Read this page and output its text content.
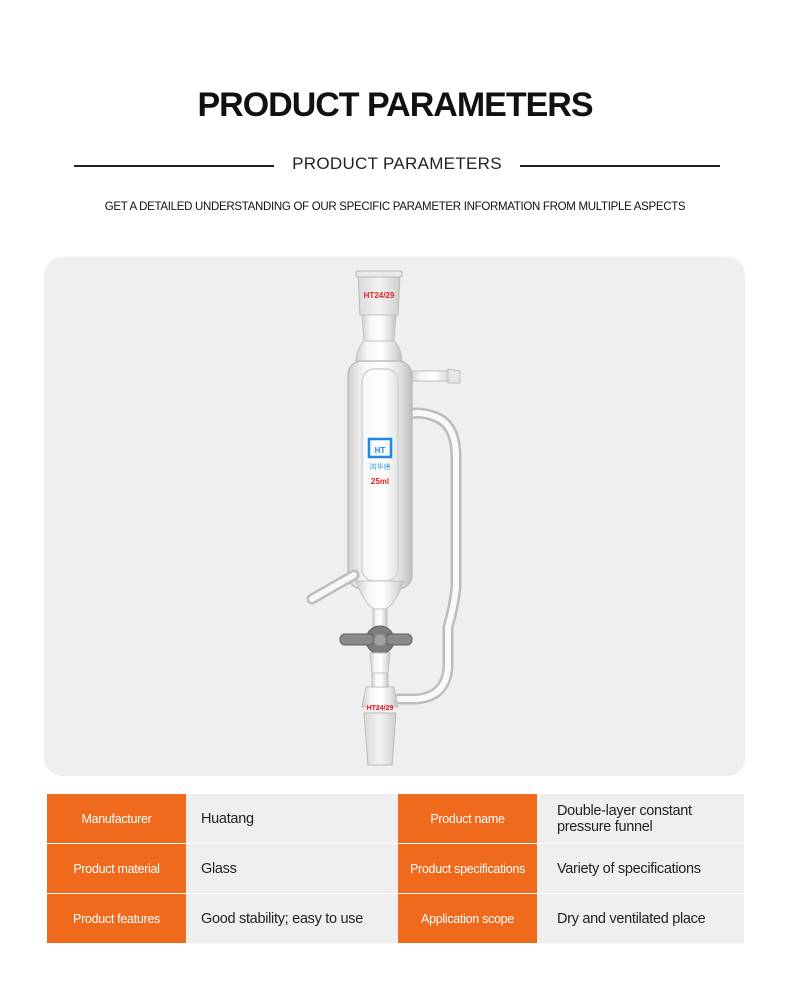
PRODUCT PARAMETERS
PRODUCT PARAMETERS

GET A DETAILED UNDERSTANDING OF OUR SPECIFIC PARAMETER INFORMATION FROM MULTIPLE ASPECTS

HT24/29
HT
鸿华唐
25ml
HT24/29
Manufacturer	Huatang	Product name	Double-layer constant pressure funnel
Product material	Glass	Product specifications	Variety of specifications
Product features	Good stability; easy to use	Application scope	Dry and ventilated place
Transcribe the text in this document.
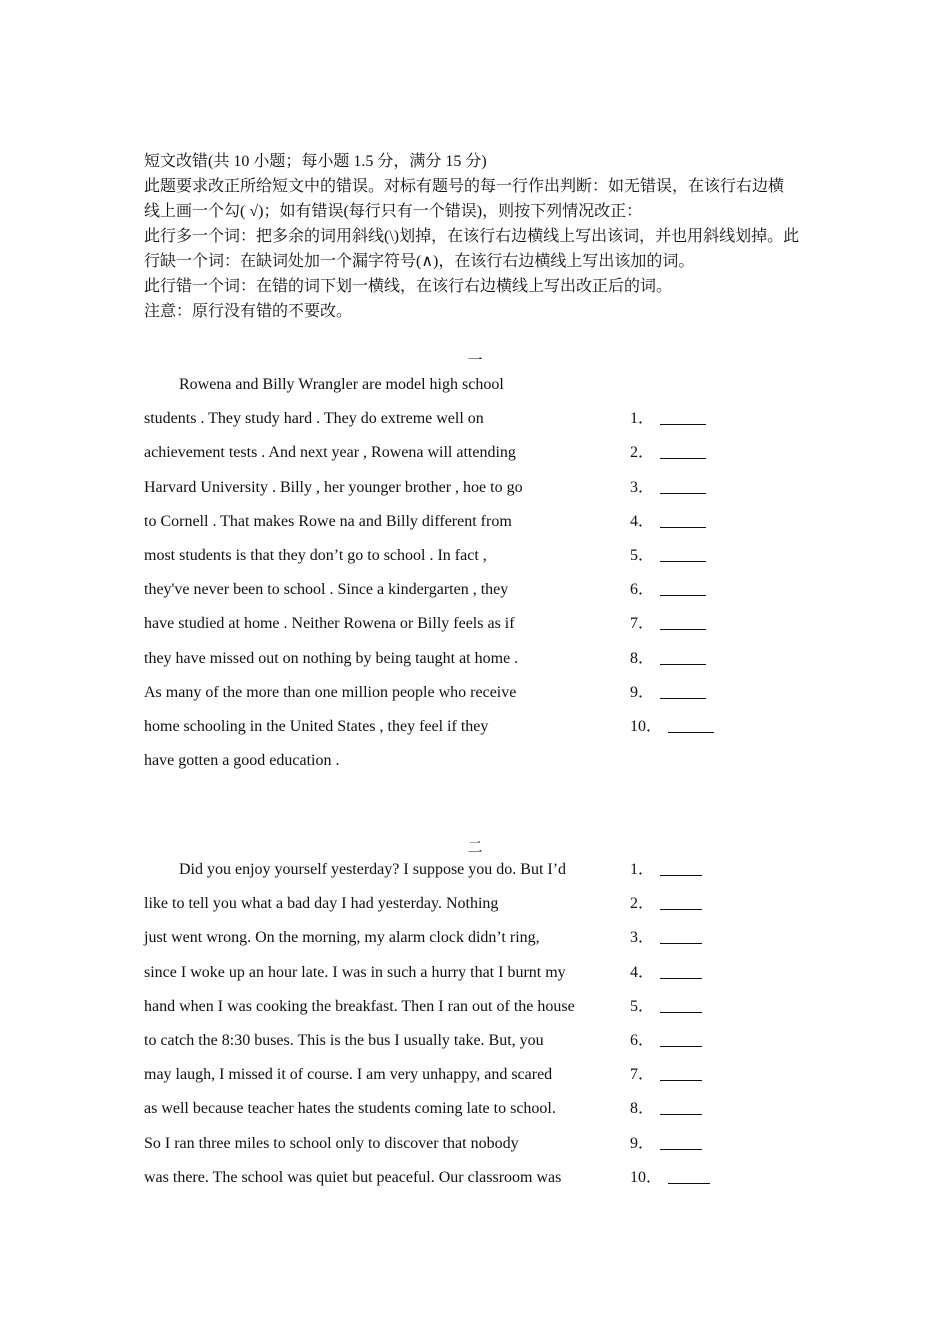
短文改错(共 10 小题；每小题 1.5 分，满分 15 分)
此题要求改正所给短文中的错误。对标有题号的每一行作出判断：如无错误，在该行右边横
线上画一个勾( √)；如有错误(每行只有一个错误)，则按下列情况改正：
此行多一个词：把多余的词用斜线(\)划掉，在该行右边横线上写出该词，并也用斜线划掉。此
行缺一个词：在缺词处加一个漏字符号(∧)，在该行右边横线上写出该加的词。
此行错一个词：在错的词下划一横线，在该行右边横线上写出改正后的词。
注意：原行没有错的不要改。
一
Rowena and Billy Wrangler are model high school
students . They study hard . They do extreme well on	1．
achievement tests . And next year , Rowena will attending	2．
Harvard University . Billy , her younger brother , hoe to go	3．
to Cornell . That makes Rowe na and Billy different from	4．
most students is that they don’t go to school . In fact ,	5．
they've never been to school . Since a kindergarten , they	6．
have studied at home . Neither Rowena or Billy feels as if	7．
they have missed out on nothing by being taught at home .	8．
As many of the more than one million people who receive	9．
home schooling in the United States , they feel if they	10．
have gotten a good education .
二
Did you enjoy yourself yesterday? I suppose you do. But I’d	1．
like to tell you what a bad day I had yesterday. Nothing	2．
just went wrong. On the morning, my alarm clock didn’t ring,	3．
since I woke up an hour late. I was in such a hurry that I burnt my	4．
hand when I was cooking the breakfast. Then I ran out of the house	5．
to catch the 8:30 buses. This is the bus I usually take. But, you	6．
may laugh, I missed it of course. I am very unhappy, and scared	7．
as well because teacher hates the students coming late to school.	8．
So I ran three miles to school only to discover that nobody	9．
was there. The school was quiet but peaceful. Our classroom was	10．
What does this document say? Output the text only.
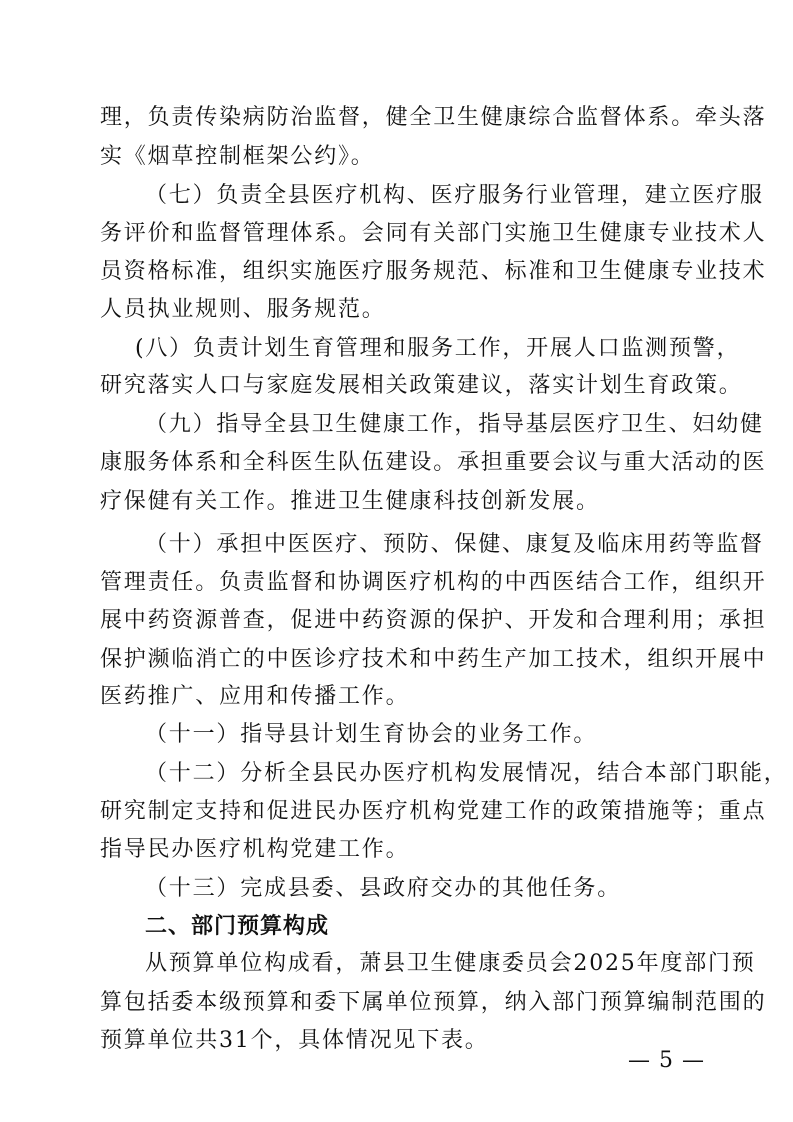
理，负责传染病防治监督，健全卫生健康综合监督体系。牵头落
实《烟草控制框架公约》。
（七）负责全县医疗机构、医疗服务行业管理，建立医疗服
务评价和监督管理体系。会同有关部门实施卫生健康专业技术人
员资格标准，组织实施医疗服务规范、标准和卫生健康专业技术
人员执业规则、服务规范。
(八）负责计划生育管理和服务工作，开展人口监测预警，
研究落实人口与家庭发展相关政策建议，落实计划生育政策。
（九）指导全县卫生健康工作，指导基层医疗卫生、妇幼健
康服务体系和全科医生队伍建设。承担重要会议与重大活动的医
疗保健有关工作。推进卫生健康科技创新发展。
（十）承担中医医疗、预防、保健、康复及临床用药等监督
管理责任。负责监督和协调医疗机构的中西医结合工作，组织开
展中药资源普查，促进中药资源的保护、开发和合理利用；承担
保护濒临消亡的中医诊疗技术和中药生产加工技术，组织开展中
医药推广、应用和传播工作。
（十一）指导县计划生育协会的业务工作。
（十二）分析全县民办医疗机构发展情况，结合本部门职能，
研究制定支持和促进民办医疗机构党建工作的政策措施等；重点
指导民办医疗机构党建工作。
（十三）完成县委、县政府交办的其他任务。
二、部门预算构成
从预算单位构成看，萧县卫生健康委员会2025年度部门预
算包括委本级预算和委下属单位预算，纳入部门预算编制范围的
预算单位共31个，具体情况见下表。
— 5 —
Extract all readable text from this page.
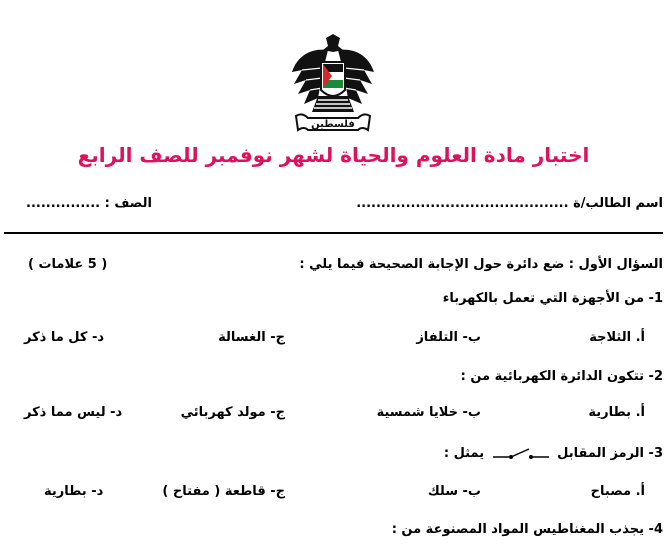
فلسطين
اختبار مادة العلوم والحياة لشهر نوفمبر للصف الرابع
اسم الطالب/ة ...........................................
الصف : ...............
السؤال الأول : ضع دائرة حول الإجابة الصحيحة فيما يلي :
( 5 علامات )
1- من الأجهزة التي تعمل بالكهرباء
أ. الثلاجة
ب- التلفاز
ج- الغسالة
د- كل ما ذكر
2- تتكون الدائرة الكهربائية من :
أ. بطارية
ب- خلايا شمسية
ج- مولد كهربائي
د- ليس مما ذكر
3- الرمز المقابل  يمثل :
أ. مصباح
ب- سلك
ج- قاطعة ( مفتاح )
د- بطارية
4- يجذب المغناطيس المواد المصنوعة من :
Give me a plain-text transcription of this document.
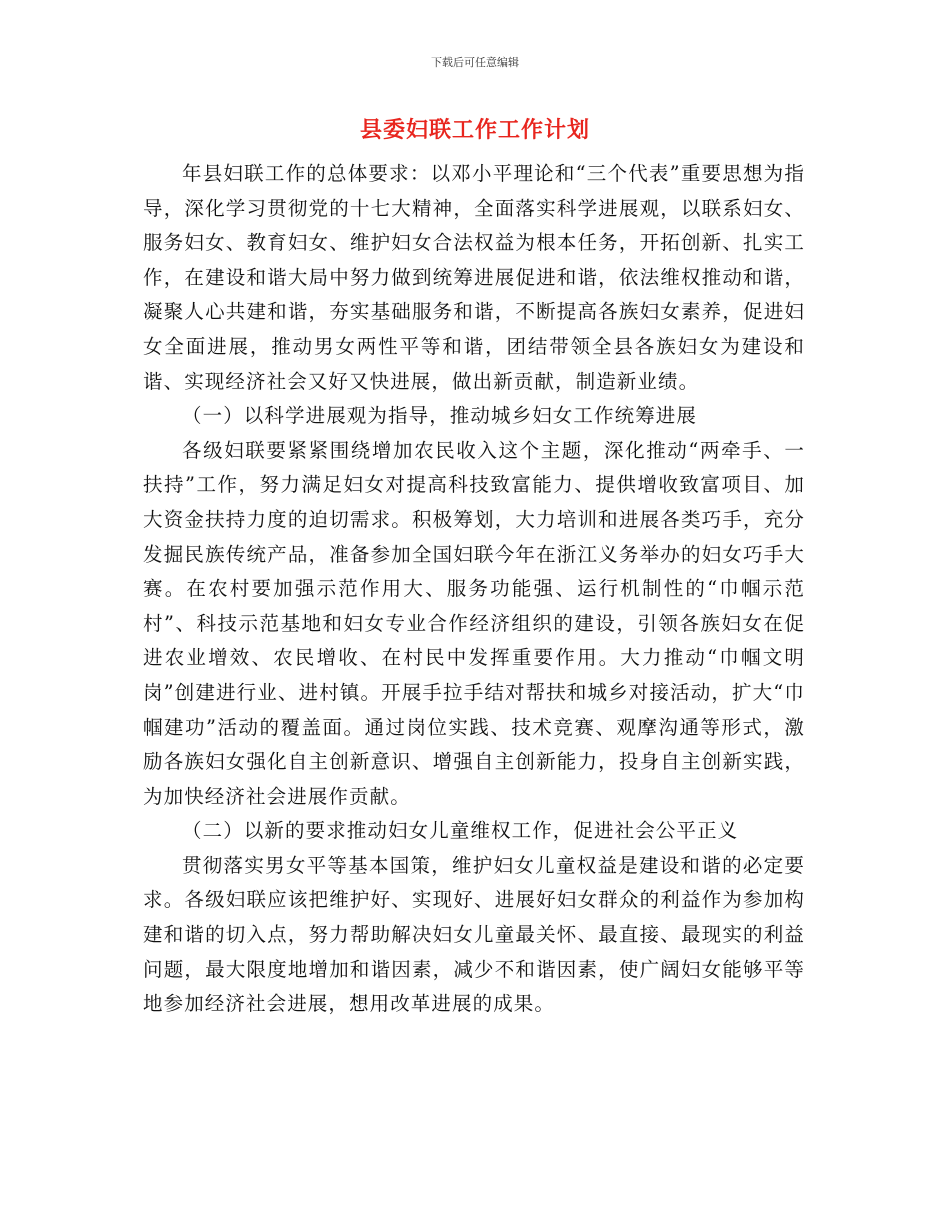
下载后可任意编辑
县委妇联工作工作计划

年县妇联工作的总体要求：以邓小平理论和“三个代表”重要思想为指导，深化学习贯彻党的十七大精神，全面落实科学进展观，以联系妇女、服务妇女、教育妇女、维护妇女合法权益为根本任务，开拓创新、扎实工作，在建设和谐大局中努力做到统筹进展促进和谐，依法维权推动和谐，凝聚人心共建和谐，夯实基础服务和谐，不断提高各族妇女素养，促进妇女全面进展，推动男女两性平等和谐，团结带领全县各族妇女为建设和谐、实现经济社会又好又快进展，做出新贡献，制造新业绩。

（一）以科学进展观为指导，推动城乡妇女工作统筹进展

各级妇联要紧紧围绕增加农民收入这个主题，深化推动“两牵手、一扶持”工作，努力满足妇女对提高科技致富能力、提供增收致富项目、加大资金扶持力度的迫切需求。积极筹划，大力培训和进展各类巧手，充分发掘民族传统产品，准备参加全国妇联今年在浙江义务举办的妇女巧手大赛。在农村要加强示范作用大、服务功能强、运行机制性的“巾帼示范村”、科技示范基地和妇女专业合作经济组织的建设，引领各族妇女在促进农业增效、农民增收、在村民中发挥重要作用。大力推动“巾帼文明岗”创建进行业、进村镇。开展手拉手结对帮扶和城乡对接活动，扩大“巾帼建功”活动的覆盖面。通过岗位实践、技术竞赛、观摩沟通等形式，激励各族妇女强化自主创新意识、增强自主创新能力，投身自主创新实践，为加快经济社会进展作贡献。

（二）以新的要求推动妇女儿童维权工作，促进社会公平正义

贯彻落实男女平等基本国策，维护妇女儿童权益是建设和谐的必定要求。各级妇联应该把维护好、实现好、进展好妇女群众的利益作为参加构建和谐的切入点，努力帮助解决妇女儿童最关怀、最直接、最现实的利益问题，最大限度地增加和谐因素，减少不和谐因素，使广阔妇女能够平等地参加经济社会进展，想用改革进展的成果。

> **Requirements**
Without including the pictures, return each record above exactly as it stands.

> **Written answer**
Read this page and output its text content.
PRODUCT PARAMETERS
PRODUCT PARAMETERS

GET A DETAILED UNDERSTANDING OF OUR SPECIFIC PARAMETER INFORMATION FROM MULTIPLE ASPECTS

HT24/29
HT
鸿华唐
25ml
HT24/29
Manufacturer	Huatang	Product name	Double-layer constant pressure funnel
Product material	Glass	Product specifications	Variety of specifications
Product features	Good stability; easy to use	Application scope	Dry and ventilated place
Transcribe the text in this document.
短文改错(共 10 小题；每小题 1.5 分，满分 15 分)
此题要求改正所给短文中的错误。对标有题号的每一行作出判断：如无错误，在该行右边横
线上画一个勾( √)；如有错误(每行只有一个错误)，则按下列情况改正：
此行多一个词：把多余的词用斜线(\)划掉，在该行右边横线上写出该词，并也用斜线划掉。此
行缺一个词：在缺词处加一个漏字符号(∧)，在该行右边横线上写出该加的词。
此行错一个词：在错的词下划一横线，在该行右边横线上写出改正后的词。
注意：原行没有错的不要改。
一
Rowena and Billy Wrangler are model high school
students . They study hard . They do extreme well on	1．
achievement tests . And next year , Rowena will attending	2．
Harvard University . Billy , her younger brother , hoe to go	3．
to Cornell . That makes Rowe na and Billy different from	4．
most students is that they don’t go to school . In fact ,	5．
they've never been to school . Since a kindergarten , they	6．
have studied at home . Neither Rowena or Billy feels as if	7．
they have missed out on nothing by being taught at home .	8．
As many of the more than one million people who receive	9．
home schooling in the United States , they feel if they	10．
have gotten a good education .
二
Did you enjoy yourself yesterday? I suppose you do. But I’d	1．
like to tell you what a bad day I had yesterday. Nothing	2．
just went wrong. On the morning, my alarm clock didn’t ring,	3．
since I woke up an hour late. I was in such a hurry that I burnt my	4．
hand when I was cooking the breakfast. Then I ran out of the house	5．
to catch the 8:30 buses. This is the bus I usually take. But, you	6．
may laugh, I missed it of course. I am very unhappy, and scared	7．
as well because teacher hates the students coming late to school.	8．
So I ran three miles to school only to discover that nobody	9．
was there. The school was quiet but peaceful. Our classroom was	10．
What does this document say? Output the text only.
理，负责传染病防治监督，健全卫生健康综合监督体系。牵头落
实《烟草控制框架公约》。
（七）负责全县医疗机构、医疗服务行业管理，建立医疗服
务评价和监督管理体系。会同有关部门实施卫生健康专业技术人
员资格标准，组织实施医疗服务规范、标准和卫生健康专业技术
人员执业规则、服务规范。
(八）负责计划生育管理和服务工作，开展人口监测预警，
研究落实人口与家庭发展相关政策建议，落实计划生育政策。
（九）指导全县卫生健康工作，指导基层医疗卫生、妇幼健
康服务体系和全科医生队伍建设。承担重要会议与重大活动的医
疗保健有关工作。推进卫生健康科技创新发展。
（十）承担中医医疗、预防、保健、康复及临床用药等监督
管理责任。负责监督和协调医疗机构的中西医结合工作，组织开
展中药资源普查，促进中药资源的保护、开发和合理利用；承担
保护濒临消亡的中医诊疗技术和中药生产加工技术，组织开展中
医药推广、应用和传播工作。
（十一）指导县计划生育协会的业务工作。
（十二）分析全县民办医疗机构发展情况，结合本部门职能，
研究制定支持和促进民办医疗机构党建工作的政策措施等；重点
指导民办医疗机构党建工作。
（十三）完成县委、县政府交办的其他任务。
二、部门预算构成
从预算单位构成看，萧县卫生健康委员会2025年度部门预
算包括委本级预算和委下属单位预算，纳入部门预算编制范围的
预算单位共31个，具体情况见下表。
— 5 —
Extract all readable text from this page.
فلسطين
اختبار مادة العلوم والحياة لشهر نوفمبر للصف الرابع
اسم الطالب/ة ...........................................
الصف : ...............
السؤال الأول : ضع دائرة حول الإجابة الصحيحة فيما يلي :
( 5 علامات )
1- من الأجهزة التي تعمل بالكهرباء
أ. الثلاجة
ب- التلفاز
ج- الغسالة
د- كل ما ذكر
2- تتكون الدائرة الكهربائية من :
أ. بطارية
ب- خلايا شمسية
ج- مولد كهربائي
د- ليس مما ذكر
3- الرمز المقابل  يمثل :
أ. مصباح
ب- سلك
ج- قاطعة ( مفتاح )
د- بطارية
4- يجذب المغناطيس المواد المصنوعة من :
Give me a plain-text transcription of this document.
下载后可任意编辑
县委妇联工作工作计划

年县妇联工作的总体要求：以邓小平理论和“三个代表”重要思想为指导，深化学习贯彻党的十七大精神，全面落实科学进展观，以联系妇女、服务妇女、教育妇女、维护妇女合法权益为根本任务，开拓创新、扎实工作，在建设和谐大局中努力做到统筹进展促进和谐，依法维权推动和谐，凝聚人心共建和谐，夯实基础服务和谐，不断提高各族妇女素养，促进妇女全面进展，推动男女两性平等和谐，团结带领全县各族妇女为建设和谐、实现经济社会又好又快进展，做出新贡献，制造新业绩。

（一）以科学进展观为指导，推动城乡妇女工作统筹进展

各级妇联要紧紧围绕增加农民收入这个主题，深化推动“两牵手、一扶持”工作，努力满足妇女对提高科技致富能力、提供增收致富项目、加大资金扶持力度的迫切需求。积极筹划，大力培训和进展各类巧手，充分发掘民族传统产品，准备参加全国妇联今年在浙江义务举办的妇女巧手大赛。在农村要加强示范作用大、服务功能强、运行机制性的“巾帼示范村”、科技示范基地和妇女专业合作经济组织的建设，引领各族妇女在促进农业增效、农民增收、在村民中发挥重要作用。大力推动“巾帼文明岗”创建进行业、进村镇。开展手拉手结对帮扶和城乡对接活动，扩大“巾帼建功”活动的覆盖面。通过岗位实践、技术竞赛、观摩沟通等形式，激励各族妇女强化自主创新意识、增强自主创新能力，投身自主创新实践，为加快经济社会进展作贡献。

（二）以新的要求推动妇女儿童维权工作，促进社会公平正义

贯彻落实男女平等基本国策，维护妇女儿童权益是建设和谐的必定要求。各级妇联应该把维护好、实现好、进展好妇女群众的利益作为参加构建和谐的切入点，努力帮助解决妇女儿童最关怀、最直接、最现实的利益问题，最大限度地增加和谐因素，减少不和谐因素，使广阔妇女能够平等地参加经济社会进展，想用改革进展的成果。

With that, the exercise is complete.